[Data items]
[START]

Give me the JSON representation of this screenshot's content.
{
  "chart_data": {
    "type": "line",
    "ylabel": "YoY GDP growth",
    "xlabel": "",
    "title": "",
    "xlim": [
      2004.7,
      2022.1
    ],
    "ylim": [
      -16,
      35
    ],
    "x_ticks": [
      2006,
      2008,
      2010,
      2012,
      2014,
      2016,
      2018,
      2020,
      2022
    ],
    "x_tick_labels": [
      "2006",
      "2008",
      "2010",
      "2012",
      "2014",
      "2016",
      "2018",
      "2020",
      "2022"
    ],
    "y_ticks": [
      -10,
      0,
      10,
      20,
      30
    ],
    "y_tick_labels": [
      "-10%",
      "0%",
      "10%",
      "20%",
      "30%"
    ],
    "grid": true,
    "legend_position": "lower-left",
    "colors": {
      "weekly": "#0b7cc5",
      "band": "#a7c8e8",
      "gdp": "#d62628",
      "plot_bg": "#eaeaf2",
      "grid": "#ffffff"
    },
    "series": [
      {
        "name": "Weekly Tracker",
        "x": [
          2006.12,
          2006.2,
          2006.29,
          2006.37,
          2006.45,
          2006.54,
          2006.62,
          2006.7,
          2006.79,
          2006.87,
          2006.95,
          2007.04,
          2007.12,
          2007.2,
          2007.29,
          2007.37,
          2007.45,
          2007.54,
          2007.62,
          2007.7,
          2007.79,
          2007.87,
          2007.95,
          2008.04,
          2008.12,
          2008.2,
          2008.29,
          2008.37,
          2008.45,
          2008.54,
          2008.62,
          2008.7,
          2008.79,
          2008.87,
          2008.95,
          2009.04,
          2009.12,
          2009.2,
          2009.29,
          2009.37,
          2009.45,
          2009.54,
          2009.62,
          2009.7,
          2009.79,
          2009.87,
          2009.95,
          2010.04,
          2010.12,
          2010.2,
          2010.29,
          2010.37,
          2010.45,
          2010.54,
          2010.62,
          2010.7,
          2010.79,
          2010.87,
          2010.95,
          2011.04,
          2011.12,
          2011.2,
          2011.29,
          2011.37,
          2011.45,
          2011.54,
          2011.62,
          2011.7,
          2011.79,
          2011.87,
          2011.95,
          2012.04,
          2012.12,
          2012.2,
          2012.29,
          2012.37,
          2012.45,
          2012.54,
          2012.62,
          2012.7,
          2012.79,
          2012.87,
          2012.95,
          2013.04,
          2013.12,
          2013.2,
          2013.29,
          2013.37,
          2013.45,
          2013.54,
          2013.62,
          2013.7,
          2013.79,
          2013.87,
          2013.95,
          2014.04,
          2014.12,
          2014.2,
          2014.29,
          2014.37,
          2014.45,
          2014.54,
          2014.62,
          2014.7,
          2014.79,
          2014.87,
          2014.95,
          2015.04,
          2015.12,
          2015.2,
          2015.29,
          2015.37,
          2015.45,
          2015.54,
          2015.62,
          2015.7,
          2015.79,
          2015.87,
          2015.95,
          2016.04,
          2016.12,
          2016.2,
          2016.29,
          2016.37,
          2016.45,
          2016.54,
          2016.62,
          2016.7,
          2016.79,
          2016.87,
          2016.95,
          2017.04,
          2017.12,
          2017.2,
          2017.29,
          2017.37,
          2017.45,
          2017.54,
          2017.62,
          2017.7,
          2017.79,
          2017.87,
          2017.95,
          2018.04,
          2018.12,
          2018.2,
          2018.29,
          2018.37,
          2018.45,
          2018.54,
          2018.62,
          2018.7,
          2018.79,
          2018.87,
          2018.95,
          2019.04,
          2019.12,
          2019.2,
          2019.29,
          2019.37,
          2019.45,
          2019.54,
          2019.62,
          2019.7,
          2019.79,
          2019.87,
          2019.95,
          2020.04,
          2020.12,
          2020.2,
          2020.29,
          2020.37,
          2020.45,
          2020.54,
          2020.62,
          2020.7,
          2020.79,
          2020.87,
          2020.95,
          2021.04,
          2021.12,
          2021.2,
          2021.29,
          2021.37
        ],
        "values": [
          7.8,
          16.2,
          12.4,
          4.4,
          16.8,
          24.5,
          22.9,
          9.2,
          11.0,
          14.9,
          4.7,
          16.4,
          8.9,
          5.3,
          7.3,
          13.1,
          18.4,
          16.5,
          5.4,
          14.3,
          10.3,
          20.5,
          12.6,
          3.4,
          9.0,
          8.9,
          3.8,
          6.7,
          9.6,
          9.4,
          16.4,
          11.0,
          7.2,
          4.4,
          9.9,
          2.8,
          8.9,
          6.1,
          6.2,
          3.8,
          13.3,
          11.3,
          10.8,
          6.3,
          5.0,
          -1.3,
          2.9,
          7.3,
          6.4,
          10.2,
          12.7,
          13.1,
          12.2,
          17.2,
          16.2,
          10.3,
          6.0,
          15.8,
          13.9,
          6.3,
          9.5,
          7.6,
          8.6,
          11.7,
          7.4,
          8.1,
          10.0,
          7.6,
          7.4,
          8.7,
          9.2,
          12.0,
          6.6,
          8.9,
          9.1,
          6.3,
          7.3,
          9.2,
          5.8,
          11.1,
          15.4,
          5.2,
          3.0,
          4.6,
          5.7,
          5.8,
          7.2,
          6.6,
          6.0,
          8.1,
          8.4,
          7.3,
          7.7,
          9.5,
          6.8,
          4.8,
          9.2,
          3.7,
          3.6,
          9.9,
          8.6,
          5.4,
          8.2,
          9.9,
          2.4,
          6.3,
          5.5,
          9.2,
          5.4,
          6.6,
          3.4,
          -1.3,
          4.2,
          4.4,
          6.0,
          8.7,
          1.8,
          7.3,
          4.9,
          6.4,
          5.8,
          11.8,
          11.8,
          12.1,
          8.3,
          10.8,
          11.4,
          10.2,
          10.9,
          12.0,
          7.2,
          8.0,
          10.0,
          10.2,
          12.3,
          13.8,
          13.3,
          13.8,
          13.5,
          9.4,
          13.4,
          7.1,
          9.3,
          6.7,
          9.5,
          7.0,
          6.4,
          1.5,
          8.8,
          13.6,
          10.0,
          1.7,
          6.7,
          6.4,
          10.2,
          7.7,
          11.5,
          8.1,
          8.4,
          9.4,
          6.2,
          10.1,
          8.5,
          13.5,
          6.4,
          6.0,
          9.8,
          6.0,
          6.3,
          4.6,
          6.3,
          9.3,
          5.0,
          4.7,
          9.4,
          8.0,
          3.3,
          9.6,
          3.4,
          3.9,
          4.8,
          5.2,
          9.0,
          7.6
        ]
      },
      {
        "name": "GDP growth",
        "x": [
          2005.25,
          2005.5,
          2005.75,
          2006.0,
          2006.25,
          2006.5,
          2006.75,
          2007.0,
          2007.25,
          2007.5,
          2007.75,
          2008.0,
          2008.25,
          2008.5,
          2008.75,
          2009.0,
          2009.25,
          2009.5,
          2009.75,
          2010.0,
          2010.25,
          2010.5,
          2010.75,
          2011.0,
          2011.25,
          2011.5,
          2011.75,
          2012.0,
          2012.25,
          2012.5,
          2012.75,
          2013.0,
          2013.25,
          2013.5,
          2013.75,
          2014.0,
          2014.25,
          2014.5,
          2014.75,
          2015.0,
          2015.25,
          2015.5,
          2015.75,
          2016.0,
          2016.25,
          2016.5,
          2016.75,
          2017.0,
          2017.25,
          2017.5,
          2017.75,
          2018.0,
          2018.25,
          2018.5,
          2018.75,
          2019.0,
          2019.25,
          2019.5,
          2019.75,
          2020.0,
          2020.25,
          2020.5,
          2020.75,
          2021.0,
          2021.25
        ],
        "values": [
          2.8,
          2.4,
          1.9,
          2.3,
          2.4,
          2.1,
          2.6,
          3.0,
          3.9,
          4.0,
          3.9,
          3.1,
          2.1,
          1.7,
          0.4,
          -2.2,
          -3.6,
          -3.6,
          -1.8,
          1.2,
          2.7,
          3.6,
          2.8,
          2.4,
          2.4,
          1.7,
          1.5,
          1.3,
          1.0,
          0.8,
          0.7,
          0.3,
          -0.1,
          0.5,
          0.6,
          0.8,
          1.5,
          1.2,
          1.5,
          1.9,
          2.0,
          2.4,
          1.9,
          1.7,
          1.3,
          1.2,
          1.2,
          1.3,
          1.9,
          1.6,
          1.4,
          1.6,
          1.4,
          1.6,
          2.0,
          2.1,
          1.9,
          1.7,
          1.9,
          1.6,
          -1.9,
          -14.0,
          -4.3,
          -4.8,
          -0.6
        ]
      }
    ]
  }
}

[END]

§ **Request**
Copy out every line of the data that includes the word "name".

§ **Output for this task**
        "name": "Weekly Tracker",
        "name": "GDP growth",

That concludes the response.